** Start of Excerpted records **

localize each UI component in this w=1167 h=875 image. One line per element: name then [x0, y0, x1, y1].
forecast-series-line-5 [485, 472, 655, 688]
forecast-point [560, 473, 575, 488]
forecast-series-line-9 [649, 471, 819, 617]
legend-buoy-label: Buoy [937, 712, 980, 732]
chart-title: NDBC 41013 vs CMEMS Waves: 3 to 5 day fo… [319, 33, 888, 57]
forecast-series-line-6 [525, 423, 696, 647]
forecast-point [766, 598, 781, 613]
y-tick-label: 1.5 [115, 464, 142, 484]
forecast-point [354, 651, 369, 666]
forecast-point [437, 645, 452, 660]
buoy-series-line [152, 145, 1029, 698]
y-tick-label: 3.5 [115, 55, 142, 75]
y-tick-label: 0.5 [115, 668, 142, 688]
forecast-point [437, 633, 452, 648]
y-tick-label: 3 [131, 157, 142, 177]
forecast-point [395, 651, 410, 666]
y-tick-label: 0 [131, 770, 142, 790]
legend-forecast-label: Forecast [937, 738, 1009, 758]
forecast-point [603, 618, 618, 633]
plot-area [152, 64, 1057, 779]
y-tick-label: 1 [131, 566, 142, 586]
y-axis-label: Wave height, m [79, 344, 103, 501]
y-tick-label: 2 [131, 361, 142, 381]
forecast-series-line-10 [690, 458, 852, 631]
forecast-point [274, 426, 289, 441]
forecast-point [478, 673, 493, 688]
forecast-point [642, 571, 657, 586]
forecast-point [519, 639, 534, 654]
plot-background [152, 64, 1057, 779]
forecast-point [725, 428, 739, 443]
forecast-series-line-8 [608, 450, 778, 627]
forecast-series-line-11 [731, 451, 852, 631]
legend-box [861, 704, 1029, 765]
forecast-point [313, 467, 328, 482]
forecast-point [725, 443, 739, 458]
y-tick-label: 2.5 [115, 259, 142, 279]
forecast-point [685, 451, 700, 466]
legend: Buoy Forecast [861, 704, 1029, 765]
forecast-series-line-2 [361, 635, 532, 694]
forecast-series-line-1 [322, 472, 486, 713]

** End of Excerpted records **

▶ _What to work on_
Print every line of the records above verbatim, keeping each name and its bracketed coordinates unchanged.

▶ _Response below_
localize each UI component in this w=1167 h=875 image. One line per element: name then [x0, y0, x1, y1].
forecast-series-line-5 [485, 472, 655, 688]
forecast-point [560, 473, 575, 488]
forecast-series-line-9 [649, 471, 819, 617]
legend-buoy-label: Buoy [937, 712, 980, 732]
chart-title: NDBC 41013 vs CMEMS Waves: 3 to 5 day fo… [319, 33, 888, 57]
forecast-series-line-6 [525, 423, 696, 647]
forecast-point [766, 598, 781, 613]
y-tick-label: 1.5 [115, 464, 142, 484]
forecast-point [354, 651, 369, 666]
forecast-point [437, 645, 452, 660]
buoy-series-line [152, 145, 1029, 698]
y-tick-label: 3.5 [115, 55, 142, 75]
y-tick-label: 0.5 [115, 668, 142, 688]
forecast-point [437, 633, 452, 648]
y-tick-label: 3 [131, 157, 142, 177]
forecast-point [395, 651, 410, 666]
y-tick-label: 0 [131, 770, 142, 790]
legend-forecast-label: Forecast [937, 738, 1009, 758]
forecast-point [603, 618, 618, 633]
plot-area [152, 64, 1057, 779]
y-tick-label: 1 [131, 566, 142, 586]
y-axis-label: Wave height, m [79, 344, 103, 501]
y-tick-label: 2 [131, 361, 142, 381]
forecast-series-line-10 [690, 458, 852, 631]
forecast-point [274, 426, 289, 441]
forecast-point [478, 673, 493, 688]
forecast-point [642, 571, 657, 586]
forecast-point [519, 639, 534, 654]
plot-background [152, 64, 1057, 779]
forecast-point [725, 428, 739, 443]
forecast-series-line-8 [608, 450, 778, 627]
forecast-series-line-11 [731, 451, 852, 631]
legend-box [861, 704, 1029, 765]
forecast-point [313, 467, 328, 482]
forecast-point [725, 443, 739, 458]
y-tick-label: 2.5 [115, 259, 142, 279]
forecast-point [685, 451, 700, 466]
legend: Buoy Forecast [861, 704, 1029, 765]
forecast-series-line-2 [361, 635, 532, 694]
forecast-series-line-1 [322, 472, 486, 713]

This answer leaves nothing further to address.